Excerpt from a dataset

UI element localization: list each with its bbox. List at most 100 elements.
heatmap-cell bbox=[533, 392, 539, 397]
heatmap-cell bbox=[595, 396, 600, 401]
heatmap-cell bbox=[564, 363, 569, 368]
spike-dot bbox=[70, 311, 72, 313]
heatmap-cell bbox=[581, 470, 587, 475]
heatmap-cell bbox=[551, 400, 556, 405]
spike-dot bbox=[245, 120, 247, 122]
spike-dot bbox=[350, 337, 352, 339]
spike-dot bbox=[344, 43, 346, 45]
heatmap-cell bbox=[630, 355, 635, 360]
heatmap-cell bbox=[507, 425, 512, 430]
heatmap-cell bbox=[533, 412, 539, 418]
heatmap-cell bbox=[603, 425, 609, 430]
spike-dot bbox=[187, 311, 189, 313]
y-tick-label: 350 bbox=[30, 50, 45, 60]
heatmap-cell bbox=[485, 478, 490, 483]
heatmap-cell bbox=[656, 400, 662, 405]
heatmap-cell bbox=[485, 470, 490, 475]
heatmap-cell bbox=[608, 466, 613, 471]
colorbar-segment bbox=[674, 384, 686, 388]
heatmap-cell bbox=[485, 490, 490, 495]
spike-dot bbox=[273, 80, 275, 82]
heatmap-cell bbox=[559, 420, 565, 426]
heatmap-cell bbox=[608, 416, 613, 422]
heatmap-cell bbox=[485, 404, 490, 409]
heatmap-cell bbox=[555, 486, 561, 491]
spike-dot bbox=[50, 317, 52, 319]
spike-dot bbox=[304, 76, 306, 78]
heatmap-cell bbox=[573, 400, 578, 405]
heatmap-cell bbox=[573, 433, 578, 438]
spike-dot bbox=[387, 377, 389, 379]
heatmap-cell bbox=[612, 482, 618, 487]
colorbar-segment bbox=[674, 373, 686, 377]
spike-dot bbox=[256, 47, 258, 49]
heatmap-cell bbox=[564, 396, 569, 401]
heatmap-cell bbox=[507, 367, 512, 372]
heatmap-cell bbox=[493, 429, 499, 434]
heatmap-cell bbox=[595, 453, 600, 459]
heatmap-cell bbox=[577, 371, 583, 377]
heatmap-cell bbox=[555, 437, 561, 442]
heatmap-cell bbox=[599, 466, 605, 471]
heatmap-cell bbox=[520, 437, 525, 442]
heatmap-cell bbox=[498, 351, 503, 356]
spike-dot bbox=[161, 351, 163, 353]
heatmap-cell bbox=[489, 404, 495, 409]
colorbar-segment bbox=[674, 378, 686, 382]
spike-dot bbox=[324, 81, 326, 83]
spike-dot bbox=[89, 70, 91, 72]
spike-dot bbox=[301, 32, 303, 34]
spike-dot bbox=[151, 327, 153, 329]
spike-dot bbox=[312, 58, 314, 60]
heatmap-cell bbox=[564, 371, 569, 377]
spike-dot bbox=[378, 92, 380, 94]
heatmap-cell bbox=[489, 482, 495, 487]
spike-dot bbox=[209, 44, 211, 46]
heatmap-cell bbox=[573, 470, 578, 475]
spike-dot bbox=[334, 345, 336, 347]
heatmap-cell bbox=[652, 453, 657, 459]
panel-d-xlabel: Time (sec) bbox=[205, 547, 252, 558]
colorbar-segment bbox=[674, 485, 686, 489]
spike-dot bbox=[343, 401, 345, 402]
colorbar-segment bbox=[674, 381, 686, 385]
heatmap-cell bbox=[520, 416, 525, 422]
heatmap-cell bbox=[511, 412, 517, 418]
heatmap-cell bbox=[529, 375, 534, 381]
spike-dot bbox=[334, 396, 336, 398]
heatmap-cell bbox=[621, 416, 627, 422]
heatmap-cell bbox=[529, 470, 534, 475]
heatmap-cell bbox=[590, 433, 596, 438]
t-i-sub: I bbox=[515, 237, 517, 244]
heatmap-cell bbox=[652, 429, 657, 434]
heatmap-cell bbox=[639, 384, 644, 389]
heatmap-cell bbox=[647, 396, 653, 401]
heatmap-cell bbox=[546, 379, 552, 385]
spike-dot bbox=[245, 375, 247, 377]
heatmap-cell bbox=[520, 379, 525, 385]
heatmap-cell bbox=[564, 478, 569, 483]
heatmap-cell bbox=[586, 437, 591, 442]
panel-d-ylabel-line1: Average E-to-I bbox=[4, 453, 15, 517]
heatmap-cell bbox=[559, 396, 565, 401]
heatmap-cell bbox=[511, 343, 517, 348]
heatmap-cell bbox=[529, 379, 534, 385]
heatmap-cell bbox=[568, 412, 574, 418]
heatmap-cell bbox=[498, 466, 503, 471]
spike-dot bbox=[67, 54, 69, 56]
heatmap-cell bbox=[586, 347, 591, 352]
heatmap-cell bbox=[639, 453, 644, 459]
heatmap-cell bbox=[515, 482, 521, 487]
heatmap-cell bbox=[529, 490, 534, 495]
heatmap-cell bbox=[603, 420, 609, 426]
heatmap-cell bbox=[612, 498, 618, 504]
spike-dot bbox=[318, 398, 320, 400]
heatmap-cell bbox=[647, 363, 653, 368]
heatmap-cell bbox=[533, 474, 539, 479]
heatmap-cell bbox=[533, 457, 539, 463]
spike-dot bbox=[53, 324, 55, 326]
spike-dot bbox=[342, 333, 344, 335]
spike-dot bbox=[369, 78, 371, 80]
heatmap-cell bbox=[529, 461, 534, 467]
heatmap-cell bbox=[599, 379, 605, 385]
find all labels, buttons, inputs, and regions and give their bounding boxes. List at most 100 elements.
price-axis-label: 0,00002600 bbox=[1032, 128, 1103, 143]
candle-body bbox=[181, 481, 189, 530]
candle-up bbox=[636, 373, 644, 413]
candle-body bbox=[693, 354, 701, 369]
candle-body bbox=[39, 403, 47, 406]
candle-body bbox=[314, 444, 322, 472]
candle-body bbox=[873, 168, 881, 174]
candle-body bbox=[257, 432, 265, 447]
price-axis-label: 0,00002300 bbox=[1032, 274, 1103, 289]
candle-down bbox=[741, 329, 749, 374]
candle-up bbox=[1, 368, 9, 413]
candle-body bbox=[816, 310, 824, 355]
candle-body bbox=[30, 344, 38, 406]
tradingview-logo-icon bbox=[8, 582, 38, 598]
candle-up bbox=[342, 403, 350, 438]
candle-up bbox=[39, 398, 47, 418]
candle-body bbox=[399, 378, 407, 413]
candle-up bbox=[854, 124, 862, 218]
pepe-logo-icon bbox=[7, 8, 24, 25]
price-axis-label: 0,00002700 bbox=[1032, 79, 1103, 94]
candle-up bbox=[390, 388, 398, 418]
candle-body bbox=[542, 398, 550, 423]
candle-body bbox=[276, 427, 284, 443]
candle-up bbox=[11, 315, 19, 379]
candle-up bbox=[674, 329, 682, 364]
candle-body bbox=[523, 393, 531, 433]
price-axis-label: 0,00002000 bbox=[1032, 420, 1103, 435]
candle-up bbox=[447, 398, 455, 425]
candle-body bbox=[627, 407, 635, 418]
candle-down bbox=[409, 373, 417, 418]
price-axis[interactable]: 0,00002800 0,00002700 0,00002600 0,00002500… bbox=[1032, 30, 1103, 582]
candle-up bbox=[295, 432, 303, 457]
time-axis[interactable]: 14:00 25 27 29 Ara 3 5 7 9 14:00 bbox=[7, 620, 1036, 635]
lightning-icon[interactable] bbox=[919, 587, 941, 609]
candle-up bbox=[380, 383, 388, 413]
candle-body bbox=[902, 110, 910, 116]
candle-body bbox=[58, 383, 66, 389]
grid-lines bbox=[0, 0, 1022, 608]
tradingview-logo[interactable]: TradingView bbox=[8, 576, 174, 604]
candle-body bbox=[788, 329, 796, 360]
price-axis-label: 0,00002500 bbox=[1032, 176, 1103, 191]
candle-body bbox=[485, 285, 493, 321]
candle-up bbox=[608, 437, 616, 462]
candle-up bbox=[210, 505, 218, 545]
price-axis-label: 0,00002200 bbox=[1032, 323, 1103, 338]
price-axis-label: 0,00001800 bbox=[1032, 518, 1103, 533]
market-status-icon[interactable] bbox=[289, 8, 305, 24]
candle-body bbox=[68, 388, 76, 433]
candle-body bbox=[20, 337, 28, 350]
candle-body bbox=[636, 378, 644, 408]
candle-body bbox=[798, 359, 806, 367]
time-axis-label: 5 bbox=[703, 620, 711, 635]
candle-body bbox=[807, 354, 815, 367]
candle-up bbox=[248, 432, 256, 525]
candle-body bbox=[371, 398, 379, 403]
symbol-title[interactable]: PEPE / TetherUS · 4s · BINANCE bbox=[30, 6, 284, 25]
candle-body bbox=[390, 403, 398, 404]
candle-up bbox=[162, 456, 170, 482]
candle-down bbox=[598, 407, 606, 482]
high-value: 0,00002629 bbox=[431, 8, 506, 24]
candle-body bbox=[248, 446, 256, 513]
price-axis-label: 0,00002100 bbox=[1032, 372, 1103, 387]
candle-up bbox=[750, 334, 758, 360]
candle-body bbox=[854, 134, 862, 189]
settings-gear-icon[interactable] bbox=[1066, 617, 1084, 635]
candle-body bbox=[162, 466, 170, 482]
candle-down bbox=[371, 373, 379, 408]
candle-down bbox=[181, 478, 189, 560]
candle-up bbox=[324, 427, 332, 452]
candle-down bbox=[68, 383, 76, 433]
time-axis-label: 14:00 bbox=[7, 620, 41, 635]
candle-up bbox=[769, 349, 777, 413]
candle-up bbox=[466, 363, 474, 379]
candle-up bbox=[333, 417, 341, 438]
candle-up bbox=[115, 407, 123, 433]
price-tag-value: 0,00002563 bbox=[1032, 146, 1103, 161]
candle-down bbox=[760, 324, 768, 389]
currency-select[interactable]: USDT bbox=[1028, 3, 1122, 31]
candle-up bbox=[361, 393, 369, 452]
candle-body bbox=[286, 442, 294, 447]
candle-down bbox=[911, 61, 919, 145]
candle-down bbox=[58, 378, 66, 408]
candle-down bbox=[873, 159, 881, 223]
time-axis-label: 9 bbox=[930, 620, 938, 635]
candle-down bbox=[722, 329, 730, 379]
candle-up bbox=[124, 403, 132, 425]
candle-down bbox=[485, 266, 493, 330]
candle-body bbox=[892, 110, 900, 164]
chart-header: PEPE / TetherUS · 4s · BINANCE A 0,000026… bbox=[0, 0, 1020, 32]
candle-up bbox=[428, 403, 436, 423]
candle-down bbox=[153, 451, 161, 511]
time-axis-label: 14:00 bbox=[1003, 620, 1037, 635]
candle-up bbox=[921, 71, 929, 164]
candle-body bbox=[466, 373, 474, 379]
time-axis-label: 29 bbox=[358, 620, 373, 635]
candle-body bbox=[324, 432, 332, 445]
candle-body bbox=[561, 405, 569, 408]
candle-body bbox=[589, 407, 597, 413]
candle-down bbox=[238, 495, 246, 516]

# Work required
Can you update the material from its first line up to and including the line with "heatmap-cell bbox=[656, 400, 662, 405]", changing "spike-dot" to "spike-point" and leaving everything else unchanged?

# Answer for the task
UI element localization: list each with its bbox. List at most 100 elements.
heatmap-cell bbox=[533, 392, 539, 397]
heatmap-cell bbox=[595, 396, 600, 401]
heatmap-cell bbox=[564, 363, 569, 368]
spike-point bbox=[70, 311, 72, 313]
heatmap-cell bbox=[581, 470, 587, 475]
heatmap-cell bbox=[551, 400, 556, 405]
spike-point bbox=[245, 120, 247, 122]
spike-point bbox=[350, 337, 352, 339]
spike-point bbox=[344, 43, 346, 45]
heatmap-cell bbox=[630, 355, 635, 360]
heatmap-cell bbox=[507, 425, 512, 430]
heatmap-cell bbox=[533, 412, 539, 418]
heatmap-cell bbox=[603, 425, 609, 430]
spike-point bbox=[187, 311, 189, 313]
y-tick-label: 350 bbox=[30, 50, 45, 60]
heatmap-cell bbox=[485, 478, 490, 483]
heatmap-cell bbox=[656, 400, 662, 405]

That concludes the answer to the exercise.